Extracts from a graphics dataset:

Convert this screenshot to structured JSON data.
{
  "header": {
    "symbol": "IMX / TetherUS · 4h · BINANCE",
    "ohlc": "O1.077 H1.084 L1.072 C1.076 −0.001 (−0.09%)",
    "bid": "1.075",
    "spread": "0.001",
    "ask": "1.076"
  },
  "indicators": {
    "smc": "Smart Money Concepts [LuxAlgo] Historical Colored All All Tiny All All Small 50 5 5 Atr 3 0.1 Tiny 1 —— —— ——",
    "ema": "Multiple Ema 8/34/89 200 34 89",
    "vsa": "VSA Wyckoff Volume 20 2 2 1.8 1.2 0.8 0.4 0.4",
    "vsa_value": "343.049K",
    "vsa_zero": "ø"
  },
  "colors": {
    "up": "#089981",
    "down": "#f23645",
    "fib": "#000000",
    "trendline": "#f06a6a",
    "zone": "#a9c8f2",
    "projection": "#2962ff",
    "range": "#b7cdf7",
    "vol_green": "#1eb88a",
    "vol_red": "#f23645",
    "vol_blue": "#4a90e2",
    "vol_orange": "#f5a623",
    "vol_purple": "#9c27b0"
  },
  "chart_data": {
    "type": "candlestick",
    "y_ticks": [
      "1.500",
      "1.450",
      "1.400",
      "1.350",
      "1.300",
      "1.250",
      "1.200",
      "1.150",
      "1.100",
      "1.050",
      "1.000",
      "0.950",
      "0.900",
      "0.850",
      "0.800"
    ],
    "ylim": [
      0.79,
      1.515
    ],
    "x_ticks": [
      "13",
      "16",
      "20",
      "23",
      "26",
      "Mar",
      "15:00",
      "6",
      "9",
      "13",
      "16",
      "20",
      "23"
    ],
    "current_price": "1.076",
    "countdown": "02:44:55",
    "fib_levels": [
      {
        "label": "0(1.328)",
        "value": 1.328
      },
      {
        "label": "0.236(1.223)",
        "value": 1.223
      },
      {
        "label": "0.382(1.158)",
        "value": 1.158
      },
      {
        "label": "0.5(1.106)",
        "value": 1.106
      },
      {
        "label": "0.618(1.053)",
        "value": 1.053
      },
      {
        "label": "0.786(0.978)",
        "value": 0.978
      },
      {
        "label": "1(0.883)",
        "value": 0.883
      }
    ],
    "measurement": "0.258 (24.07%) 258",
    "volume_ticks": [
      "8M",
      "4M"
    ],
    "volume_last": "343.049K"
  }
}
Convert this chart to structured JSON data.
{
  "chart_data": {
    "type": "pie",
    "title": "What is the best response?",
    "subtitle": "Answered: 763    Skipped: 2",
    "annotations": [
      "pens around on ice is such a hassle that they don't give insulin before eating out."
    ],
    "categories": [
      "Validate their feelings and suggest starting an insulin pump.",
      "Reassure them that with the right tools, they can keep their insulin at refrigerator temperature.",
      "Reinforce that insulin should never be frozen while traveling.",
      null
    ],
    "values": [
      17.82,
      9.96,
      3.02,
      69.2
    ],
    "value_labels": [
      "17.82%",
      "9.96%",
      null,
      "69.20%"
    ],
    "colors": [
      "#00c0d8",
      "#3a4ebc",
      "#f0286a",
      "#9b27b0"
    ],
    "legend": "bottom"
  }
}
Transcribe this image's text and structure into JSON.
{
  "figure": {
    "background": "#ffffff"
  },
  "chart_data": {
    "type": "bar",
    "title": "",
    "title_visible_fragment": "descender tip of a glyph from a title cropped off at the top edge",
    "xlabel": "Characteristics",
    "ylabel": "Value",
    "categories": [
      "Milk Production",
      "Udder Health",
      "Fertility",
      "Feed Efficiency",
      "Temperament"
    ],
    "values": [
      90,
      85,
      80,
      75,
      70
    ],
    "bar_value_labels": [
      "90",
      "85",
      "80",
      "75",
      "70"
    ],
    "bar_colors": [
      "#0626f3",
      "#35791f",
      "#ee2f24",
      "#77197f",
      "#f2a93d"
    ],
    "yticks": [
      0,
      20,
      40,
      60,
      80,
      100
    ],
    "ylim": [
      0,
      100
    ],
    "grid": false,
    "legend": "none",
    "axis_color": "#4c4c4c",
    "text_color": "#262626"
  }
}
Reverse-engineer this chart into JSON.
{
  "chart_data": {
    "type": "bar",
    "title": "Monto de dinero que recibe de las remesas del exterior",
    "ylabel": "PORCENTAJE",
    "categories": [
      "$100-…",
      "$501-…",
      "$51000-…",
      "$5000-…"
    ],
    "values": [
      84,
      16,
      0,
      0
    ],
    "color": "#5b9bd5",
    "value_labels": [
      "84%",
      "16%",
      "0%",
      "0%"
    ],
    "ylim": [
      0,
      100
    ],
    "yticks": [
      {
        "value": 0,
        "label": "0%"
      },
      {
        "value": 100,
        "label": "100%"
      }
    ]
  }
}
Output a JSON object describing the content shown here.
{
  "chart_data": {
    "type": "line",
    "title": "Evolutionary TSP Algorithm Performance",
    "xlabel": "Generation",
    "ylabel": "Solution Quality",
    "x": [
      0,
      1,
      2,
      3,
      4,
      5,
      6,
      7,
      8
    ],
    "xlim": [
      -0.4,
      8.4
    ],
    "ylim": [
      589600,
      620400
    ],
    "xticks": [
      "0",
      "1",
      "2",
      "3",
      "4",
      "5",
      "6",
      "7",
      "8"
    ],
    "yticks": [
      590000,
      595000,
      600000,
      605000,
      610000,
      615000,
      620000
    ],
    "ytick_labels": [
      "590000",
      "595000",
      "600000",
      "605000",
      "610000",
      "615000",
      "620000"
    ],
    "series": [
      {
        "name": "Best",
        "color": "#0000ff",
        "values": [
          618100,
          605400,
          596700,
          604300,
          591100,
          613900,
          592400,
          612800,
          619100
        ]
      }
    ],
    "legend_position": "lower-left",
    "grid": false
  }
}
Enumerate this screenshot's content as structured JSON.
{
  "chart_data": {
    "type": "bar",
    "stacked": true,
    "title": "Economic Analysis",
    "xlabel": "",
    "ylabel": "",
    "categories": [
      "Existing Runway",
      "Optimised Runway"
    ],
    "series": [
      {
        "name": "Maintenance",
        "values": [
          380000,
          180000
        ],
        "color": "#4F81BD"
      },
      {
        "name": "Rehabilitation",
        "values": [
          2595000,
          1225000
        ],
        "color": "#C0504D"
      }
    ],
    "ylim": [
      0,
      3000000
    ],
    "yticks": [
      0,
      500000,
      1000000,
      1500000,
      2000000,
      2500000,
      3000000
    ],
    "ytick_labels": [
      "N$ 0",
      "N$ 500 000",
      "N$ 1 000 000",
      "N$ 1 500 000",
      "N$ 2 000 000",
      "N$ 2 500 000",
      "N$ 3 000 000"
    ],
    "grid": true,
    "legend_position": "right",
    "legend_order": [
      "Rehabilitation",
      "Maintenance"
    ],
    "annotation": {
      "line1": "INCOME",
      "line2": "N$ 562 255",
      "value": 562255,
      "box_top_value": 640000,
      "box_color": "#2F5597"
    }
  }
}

*PROBLEM STATEMENT:*
Pull out every line in the material above where "that" occurs.

*WRITTEN REPLY:*
      "pens around on ice is such a hassle that they don't give insulin before eating out."
      "Reassure them that with the right tools, they can keep their insulin at refrigerator temperature.",
      "Reinforce that insulin should never be frozen while traveling.",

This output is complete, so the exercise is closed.